- INSTRUCTION
In the passage about late-night food delivery, how did Elizabeth Callahan first hear about Five Sushi Brothers?

- SUPPLIED PASSAGE

********************

Perhaps even more shocking is that these businesses have little to no paid advertising. Publicity has all been through word of mouth or social media.
Elizabeth Callahan remembers first hearing about Five Sushi Brothers from a friend who shared a picture on Instagram. She didn’t understand what it was at first.
“I had a friend, I went over to her house and we spent the night and she (asked), ‘Do you want to order Five Sushi Brothers? I have a coupon for free California rolls,'” Callahan said. “I (said), ‘Sweet, let’s do it,’ and then we got coupons as well for the next order so then I wanted to order more, and then I got hooked.”
Her husband, Jake, remembers first seeing a Facebook post about Five Sushi Brothers when he came home from his mission, but like Callahan, he didn’t know what it was when he heard his friends talking about it.
“I had friends say ‘Hey, let’s get Five Sushi Brothers,’ and I felt like I was out of the loop because everyone else knew what they were talking about,” Jake said.
Jake happens to be close friends with Brandon Pritchard, one of the co-founders of Love Me Tenders, so he and his wife have been in the know since the beginning.
Of course, money remains an issue. Callahan said if she and her husband could afford it, they would order late night delivery more often. But Rhoads predicts this is the just part of an all-encompassing delivery trend.
“You’re going to see more and more organizations, whether it’s groceries, restaurants, bringing products to you,” Rhoads said, “That’s a market that’s growing.”

********************

- PROVIDED DATA
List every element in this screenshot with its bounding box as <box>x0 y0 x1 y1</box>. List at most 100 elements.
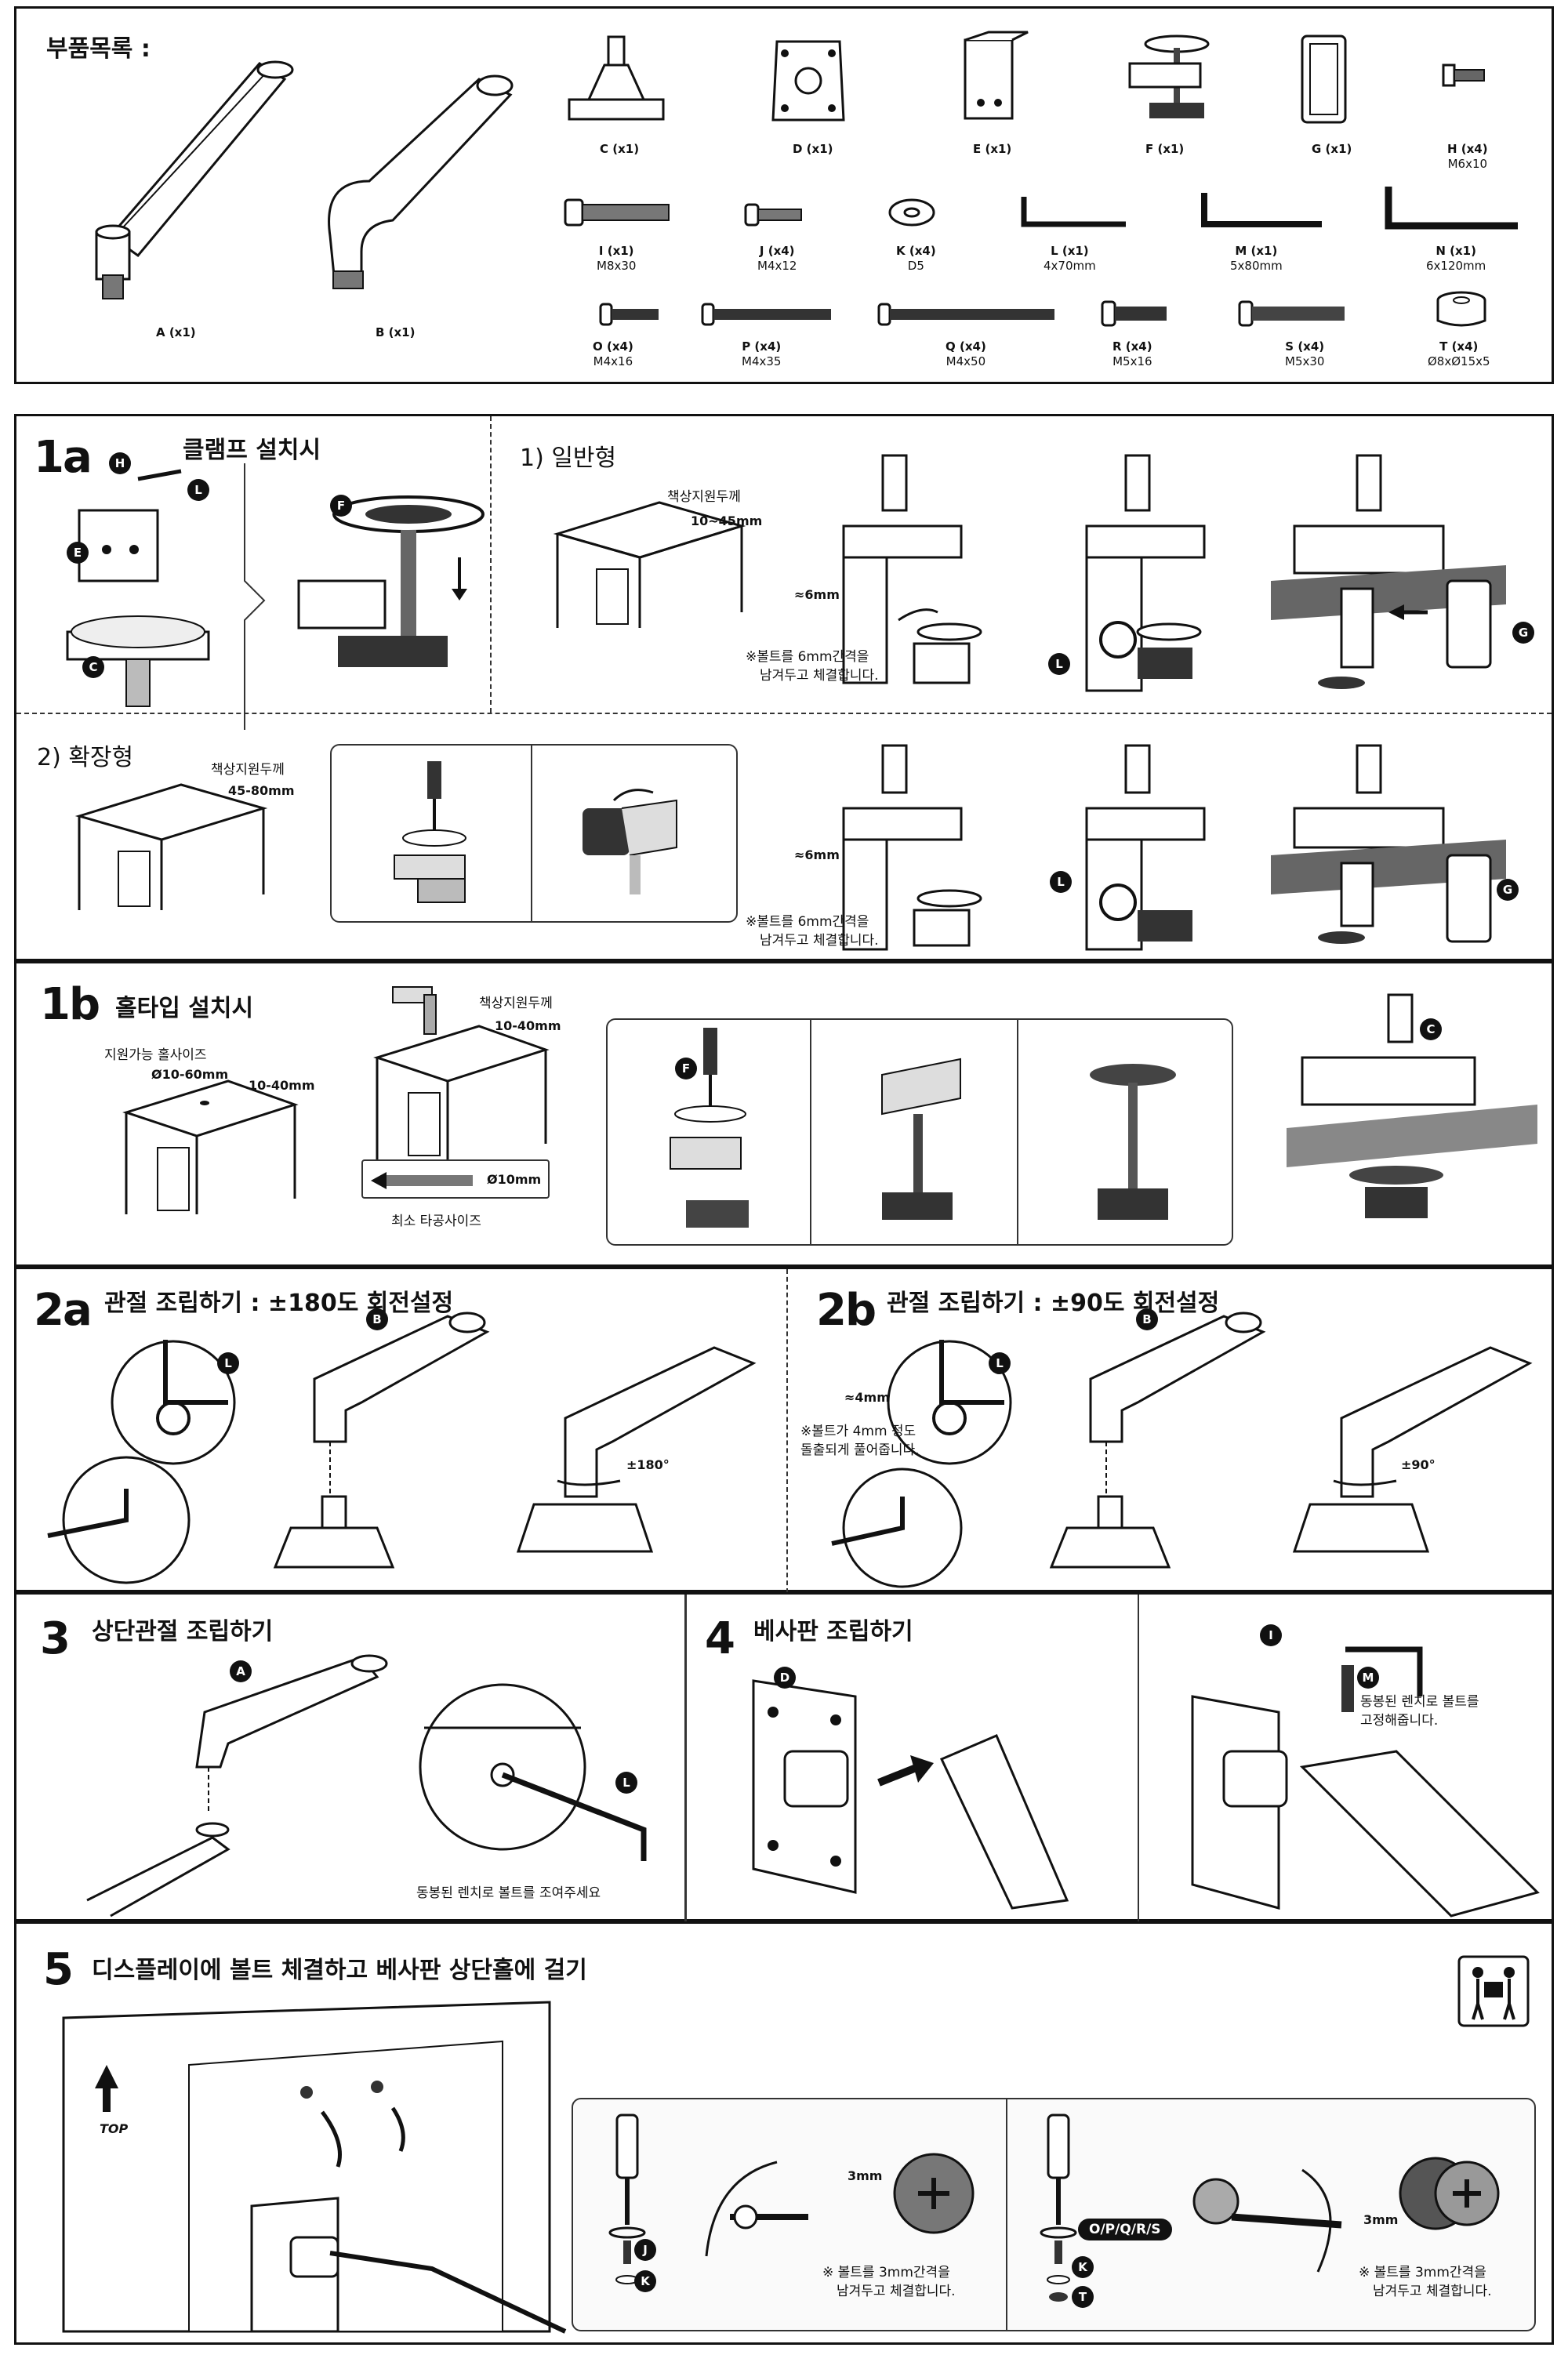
wrench-detail-2a-bottom-illustration <box>40 1457 197 1591</box>
chevron-divider-icon <box>241 463 272 730</box>
two-person-lift-icon <box>1457 1955 1530 2027</box>
part-h-label: H (x4) M6x10 <box>1447 142 1488 172</box>
part-t-label: T (x4) Ø8xØ15x5 <box>1428 339 1490 369</box>
badge-h: H <box>109 452 131 474</box>
step-1b-panel: 1b 홀타입 설치시 지원가능 홀사이즈 Ø10-60mm 10-40mm 책상… <box>14 961 1554 1267</box>
vesa-plate-illustration <box>738 1665 1067 1908</box>
part-t-illustration <box>1434 291 1489 330</box>
badge-k-5: K <box>634 2270 656 2292</box>
step-4-note-line2: 고정해줍니다. <box>1360 1712 1438 1729</box>
part-f-label: F (x1) <box>1145 142 1184 157</box>
part-s-count: S (x4) <box>1285 339 1324 354</box>
part-i-label: I (x1) M8x30 <box>597 244 636 274</box>
drill-size-label: Ø10mm <box>487 1172 541 1187</box>
part-r-illustration <box>1102 300 1173 327</box>
badge-t-5: T <box>1072 2286 1094 2308</box>
wrench-detail-3-illustration <box>408 1681 667 1853</box>
clamp-step3-illustration <box>1271 455 1522 706</box>
drill-thickness-range: 10-40mm <box>495 1018 561 1033</box>
step-5-title: 디스플레이에 볼트 체결하고 베사판 상단홀에 걸기 <box>92 1950 587 1985</box>
part-n-spec: 6x120mm <box>1426 259 1486 273</box>
gap-6mm-label: ≈6mm <box>794 587 840 602</box>
badge-e: E <box>67 542 89 564</box>
part-d-label: D (x1) <box>793 142 833 157</box>
hole-desk-illustration <box>118 1081 299 1222</box>
divider-2a-2b <box>786 1269 788 1593</box>
part-i-spec: M8x30 <box>597 259 636 273</box>
step-5-panel: 5 디스플레이에 볼트 체결하고 베사판 상단홀에 걸기 TOP J K <box>14 1921 1554 2345</box>
wrench-detail-2b-bottom-illustration <box>824 1465 973 1591</box>
part-c-label: C (x1) <box>600 142 639 157</box>
top-label: TOP <box>100 2121 128 2136</box>
part-l-count: L (x1) <box>1051 244 1089 258</box>
ext-gap-6mm-label: ≈6mm <box>794 847 840 862</box>
bolt-note-left-line1: ※ 볼트를 3mm간격을 <box>822 2264 950 2281</box>
part-i-count: I (x1) <box>599 244 634 258</box>
part-p-count: P (x4) <box>742 339 781 354</box>
clamp-f-illustration <box>291 495 495 683</box>
arm-a-assembly-illustration <box>79 1642 416 1916</box>
part-p-illustration <box>702 303 836 326</box>
ext-clamp-step2-illustration <box>1063 746 1220 957</box>
badge-l: L <box>187 479 209 501</box>
hole-plate-illustration <box>1070 1051 1196 1232</box>
hole-box-divider-1 <box>810 1020 811 1244</box>
part-t-count: T (x4) <box>1439 339 1478 354</box>
divider-normal-ext <box>16 713 1552 714</box>
badge-b-2a: B <box>366 1308 388 1330</box>
desk-thickness-label: 책상지원두께 <box>667 488 741 506</box>
clamp-rotate-illustration <box>583 777 700 910</box>
part-q-count: Q (x4) <box>946 339 986 354</box>
part-c-illustration <box>565 37 667 131</box>
divider-1a <box>490 416 492 713</box>
part-n-illustration <box>1385 183 1522 234</box>
step-4-title: 베사판 조립하기 <box>753 1612 913 1646</box>
min-hole-label: 최소 타공사이즈 <box>391 1213 481 1230</box>
desk-thickness-range: 10~45mm <box>691 513 762 528</box>
part-q-spec: M4x50 <box>946 354 985 368</box>
screwdriver-icon <box>655 1028 780 1239</box>
gap-3mm-label-right: 3mm <box>1363 2212 1398 2227</box>
part-l-spec: 4x70mm <box>1044 259 1096 273</box>
part-j-label: J (x4) M4x12 <box>757 244 797 274</box>
hole-size-range: Ø10-60mm <box>151 1067 228 1082</box>
hole-conversion-box <box>606 1018 1233 1246</box>
arm-a-illustration <box>79 40 314 307</box>
part-m-count: M (x1) <box>1235 244 1277 258</box>
step-1b-title: 홀타입 설치시 <box>115 989 253 1023</box>
part-o-label: O (x4) M4x16 <box>593 339 633 369</box>
drill-thickness-label: 책상지원두께 <box>479 995 553 1012</box>
bolt-note-right-line1: ※ 볼트를 3mm간격을 <box>1359 2264 1486 2281</box>
ext-gap-note-line1: ※볼트를 6mm간격을 <box>746 913 869 931</box>
part-o-spec: M4x16 <box>593 354 633 368</box>
badge-l-3: L <box>615 1772 637 1794</box>
badge-m-4: M <box>1357 1667 1379 1689</box>
part-q-label: Q (x4) M4x50 <box>946 339 986 369</box>
part-f-illustration <box>1122 32 1216 126</box>
part-h-count: H (x4) <box>1447 142 1488 156</box>
step-4-note-line1: 동봉된 렌치로 볼트를 <box>1360 1693 1479 1711</box>
normal-type-title: 1) 일반형 <box>520 438 616 473</box>
part-h-illustration <box>1443 63 1490 87</box>
step-2b-number: 2b <box>816 1285 875 1336</box>
step-3-number: 3 <box>40 1613 69 1664</box>
gap-4mm-note-line1: ※볼트가 4mm 정도 <box>800 1423 916 1440</box>
part-s-illustration <box>1240 300 1349 327</box>
part-e-illustration <box>949 32 1028 126</box>
part-l-label: L (x1) 4x70mm <box>1044 244 1096 274</box>
hole-size-label: 지원가능 홀사이즈 <box>104 1047 207 1064</box>
part-k-count: K (x4) <box>896 244 936 258</box>
gap-4mm-note-line2: 돌출되게 풀어줍니다. <box>800 1442 920 1459</box>
part-l-illustration <box>1020 193 1130 232</box>
badge-c: C <box>82 656 104 678</box>
badge-c-1b: C <box>1420 1018 1442 1040</box>
bolt-box-divider <box>1006 2099 1007 2330</box>
part-a-label: A (x1) <box>156 325 196 340</box>
bolt-set-pill: O/P/Q/R/S <box>1078 2219 1172 2240</box>
part-s-spec: M5x30 <box>1285 354 1324 368</box>
part-g-label: G (x1) <box>1312 142 1352 157</box>
part-q-illustration <box>879 303 1059 326</box>
part-p-spec: M4x35 <box>742 354 781 368</box>
hole-mounted-illustration <box>1287 995 1545 1254</box>
badge-f: F <box>330 495 352 517</box>
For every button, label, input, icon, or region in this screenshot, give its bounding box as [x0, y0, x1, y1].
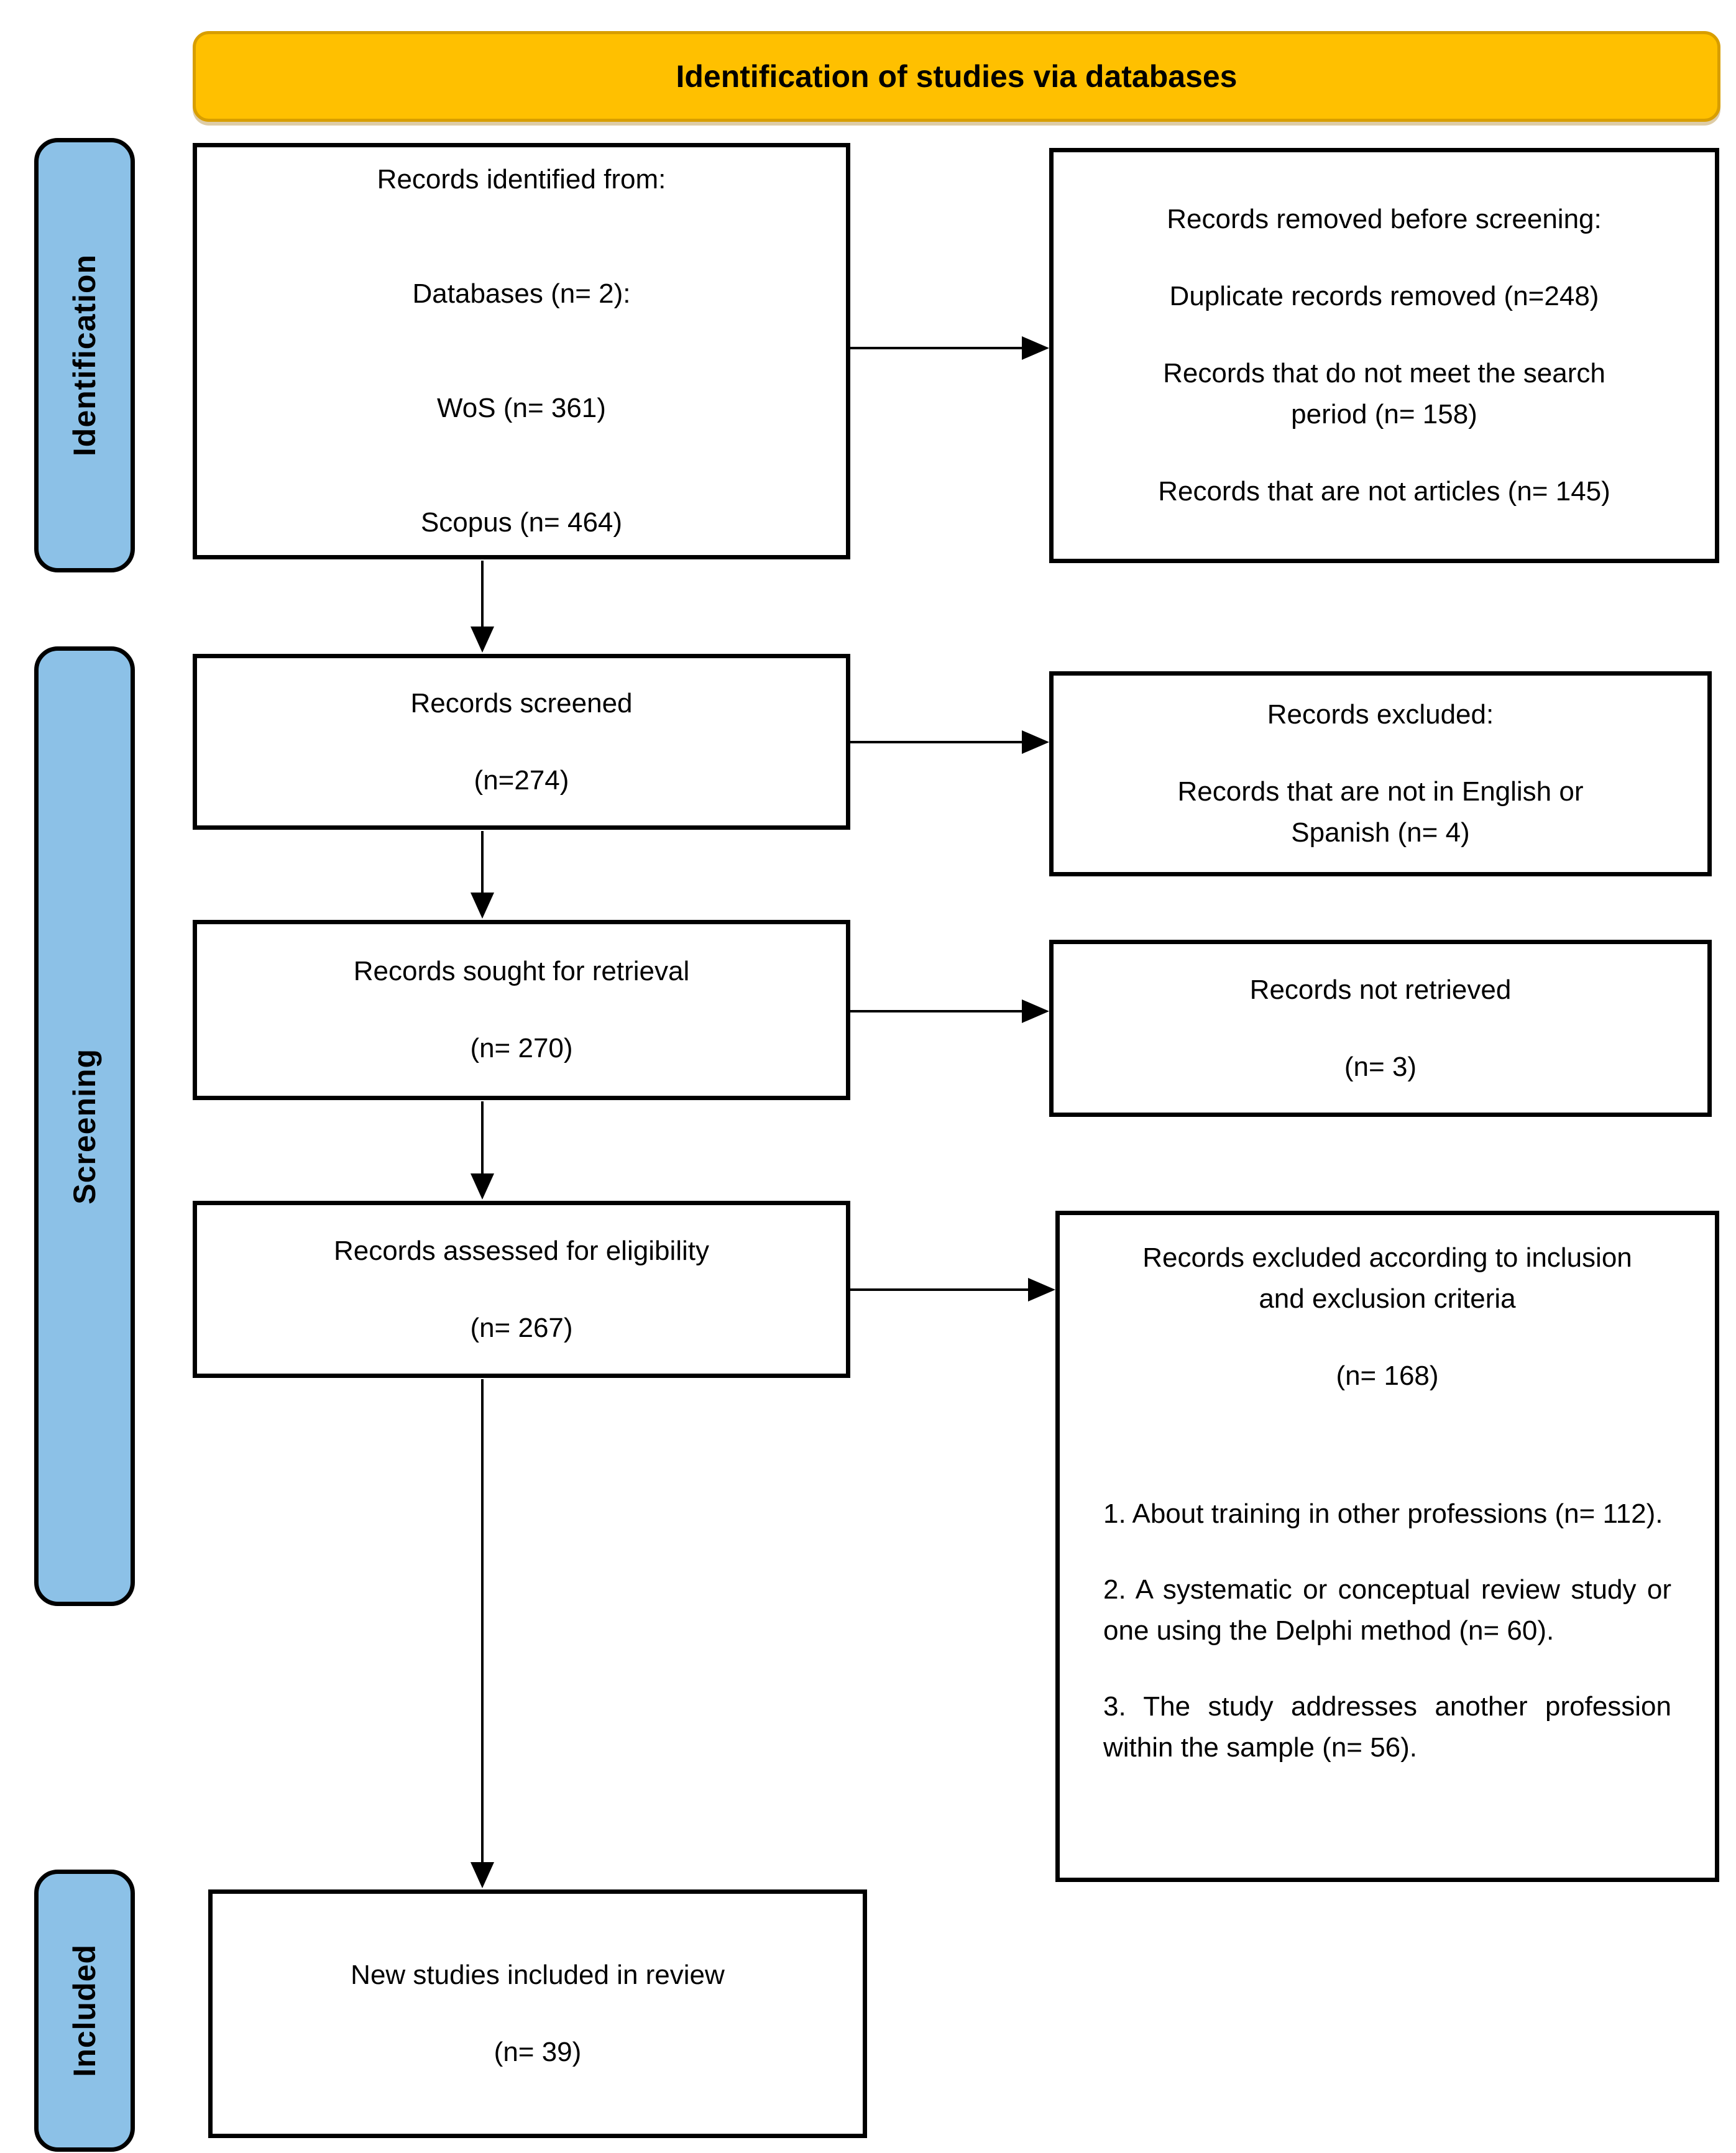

********************

- COMPLETE ANSWER
From a friend who shared a picture on Instagram.